*Task to complete*
Look for the line containing "Read this page and output its text content." in the listing below. Retype that line and every subsequent line through the last one, and only those.

++++++++++++++++++++

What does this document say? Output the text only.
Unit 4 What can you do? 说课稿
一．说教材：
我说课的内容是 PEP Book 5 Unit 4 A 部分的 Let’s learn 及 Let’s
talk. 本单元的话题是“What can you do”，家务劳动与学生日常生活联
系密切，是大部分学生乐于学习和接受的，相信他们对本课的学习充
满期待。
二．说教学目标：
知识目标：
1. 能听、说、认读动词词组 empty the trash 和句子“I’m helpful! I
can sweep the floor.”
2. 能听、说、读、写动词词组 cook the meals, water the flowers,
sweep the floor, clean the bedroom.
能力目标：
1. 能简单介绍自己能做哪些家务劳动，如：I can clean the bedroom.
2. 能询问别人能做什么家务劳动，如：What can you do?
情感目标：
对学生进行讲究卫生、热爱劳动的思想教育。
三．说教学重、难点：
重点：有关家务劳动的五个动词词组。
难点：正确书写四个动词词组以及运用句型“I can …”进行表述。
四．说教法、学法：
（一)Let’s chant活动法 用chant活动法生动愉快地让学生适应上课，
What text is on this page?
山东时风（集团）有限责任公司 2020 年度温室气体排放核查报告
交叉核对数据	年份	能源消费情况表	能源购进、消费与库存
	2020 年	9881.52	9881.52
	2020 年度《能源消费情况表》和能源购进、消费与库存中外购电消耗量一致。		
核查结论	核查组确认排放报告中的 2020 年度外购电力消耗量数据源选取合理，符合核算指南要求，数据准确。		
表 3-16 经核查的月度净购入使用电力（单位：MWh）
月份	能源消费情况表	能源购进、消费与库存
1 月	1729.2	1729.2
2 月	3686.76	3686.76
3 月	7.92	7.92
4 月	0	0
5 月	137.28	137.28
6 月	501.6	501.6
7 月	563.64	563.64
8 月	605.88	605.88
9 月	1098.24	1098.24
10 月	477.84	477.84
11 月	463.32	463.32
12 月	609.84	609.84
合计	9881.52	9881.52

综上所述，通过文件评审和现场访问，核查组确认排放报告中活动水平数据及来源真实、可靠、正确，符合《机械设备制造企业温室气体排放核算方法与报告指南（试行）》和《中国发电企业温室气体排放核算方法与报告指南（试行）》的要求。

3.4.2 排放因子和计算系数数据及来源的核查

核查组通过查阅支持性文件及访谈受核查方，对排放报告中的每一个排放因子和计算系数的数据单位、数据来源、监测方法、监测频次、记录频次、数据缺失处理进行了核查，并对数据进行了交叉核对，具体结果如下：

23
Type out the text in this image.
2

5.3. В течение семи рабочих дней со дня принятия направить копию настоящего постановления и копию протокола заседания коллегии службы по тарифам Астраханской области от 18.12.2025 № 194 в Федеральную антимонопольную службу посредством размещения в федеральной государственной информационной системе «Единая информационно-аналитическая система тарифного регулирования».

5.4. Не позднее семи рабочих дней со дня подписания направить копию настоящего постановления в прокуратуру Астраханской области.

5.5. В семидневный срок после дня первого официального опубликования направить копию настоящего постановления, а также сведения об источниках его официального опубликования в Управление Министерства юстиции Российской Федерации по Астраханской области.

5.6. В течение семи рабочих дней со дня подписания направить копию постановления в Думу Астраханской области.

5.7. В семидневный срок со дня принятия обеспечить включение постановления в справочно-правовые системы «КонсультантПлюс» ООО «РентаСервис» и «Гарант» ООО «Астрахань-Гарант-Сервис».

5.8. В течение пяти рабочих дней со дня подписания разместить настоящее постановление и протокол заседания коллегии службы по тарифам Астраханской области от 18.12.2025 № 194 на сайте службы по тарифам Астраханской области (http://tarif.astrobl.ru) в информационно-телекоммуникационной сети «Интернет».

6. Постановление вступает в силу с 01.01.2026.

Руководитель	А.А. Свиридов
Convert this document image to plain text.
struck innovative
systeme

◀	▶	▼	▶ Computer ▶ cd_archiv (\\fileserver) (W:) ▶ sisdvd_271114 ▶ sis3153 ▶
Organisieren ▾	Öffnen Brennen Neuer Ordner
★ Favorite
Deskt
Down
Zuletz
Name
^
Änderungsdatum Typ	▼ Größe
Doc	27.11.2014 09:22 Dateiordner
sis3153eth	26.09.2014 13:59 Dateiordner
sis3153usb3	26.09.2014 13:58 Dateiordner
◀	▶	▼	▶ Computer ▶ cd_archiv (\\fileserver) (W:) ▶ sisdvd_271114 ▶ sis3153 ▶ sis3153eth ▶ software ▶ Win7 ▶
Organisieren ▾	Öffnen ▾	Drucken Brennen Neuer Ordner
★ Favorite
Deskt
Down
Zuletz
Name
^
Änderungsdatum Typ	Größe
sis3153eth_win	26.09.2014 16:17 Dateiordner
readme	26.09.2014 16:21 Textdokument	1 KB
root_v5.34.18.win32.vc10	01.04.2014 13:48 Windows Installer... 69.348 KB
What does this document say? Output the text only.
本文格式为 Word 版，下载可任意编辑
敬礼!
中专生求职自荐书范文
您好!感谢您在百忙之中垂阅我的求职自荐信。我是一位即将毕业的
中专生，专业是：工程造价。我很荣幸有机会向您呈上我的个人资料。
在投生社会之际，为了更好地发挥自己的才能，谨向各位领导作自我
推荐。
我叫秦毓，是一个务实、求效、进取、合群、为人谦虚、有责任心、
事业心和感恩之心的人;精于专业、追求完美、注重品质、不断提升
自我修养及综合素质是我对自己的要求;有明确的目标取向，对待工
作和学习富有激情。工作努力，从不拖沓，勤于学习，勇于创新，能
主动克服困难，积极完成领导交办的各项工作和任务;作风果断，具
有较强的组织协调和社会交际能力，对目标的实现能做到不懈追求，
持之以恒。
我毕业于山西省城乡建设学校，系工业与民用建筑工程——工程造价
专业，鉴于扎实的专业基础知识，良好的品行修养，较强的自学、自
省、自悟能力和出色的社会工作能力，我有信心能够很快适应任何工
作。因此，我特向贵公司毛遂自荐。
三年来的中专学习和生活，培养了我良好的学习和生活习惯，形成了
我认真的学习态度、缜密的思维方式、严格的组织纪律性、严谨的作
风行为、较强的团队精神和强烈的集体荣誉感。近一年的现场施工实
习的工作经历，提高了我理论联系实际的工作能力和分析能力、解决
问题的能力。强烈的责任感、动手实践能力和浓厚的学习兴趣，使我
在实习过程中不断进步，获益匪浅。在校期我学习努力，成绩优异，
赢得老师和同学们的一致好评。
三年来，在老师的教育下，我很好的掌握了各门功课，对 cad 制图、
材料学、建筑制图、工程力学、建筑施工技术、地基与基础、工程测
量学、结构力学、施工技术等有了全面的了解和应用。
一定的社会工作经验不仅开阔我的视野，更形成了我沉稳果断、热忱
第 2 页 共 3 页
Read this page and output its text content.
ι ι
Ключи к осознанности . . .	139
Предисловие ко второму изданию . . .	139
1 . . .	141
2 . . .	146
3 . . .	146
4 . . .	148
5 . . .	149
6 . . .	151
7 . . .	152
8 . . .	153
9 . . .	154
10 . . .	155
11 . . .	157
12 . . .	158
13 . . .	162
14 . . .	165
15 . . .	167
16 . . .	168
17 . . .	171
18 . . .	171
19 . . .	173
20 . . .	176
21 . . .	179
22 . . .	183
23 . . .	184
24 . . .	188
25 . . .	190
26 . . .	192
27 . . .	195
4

++++++++++++++++++++

*Solution to this problem*
Read this page and output its text content.
ι ι
Ключи к осознанности . . .	139
Предисловие ко второму изданию . . .	139
1 . . .	141
2 . . .	146
3 . . .	146
4 . . .	148
5 . . .	149
6 . . .	151
7 . . .	152
8 . . .	153
9 . . .	154
10 . . .	155
11 . . .	157
12 . . .	158
13 . . .	162
14 . . .	165
15 . . .	167
16 . . .	168
17 . . .	171
18 . . .	171
19 . . .	173
20 . . .	176
21 . . .	179
22 . . .	183
23 . . .	184
24 . . .	188
25 . . .	190
26 . . .	192
27 . . .	195
4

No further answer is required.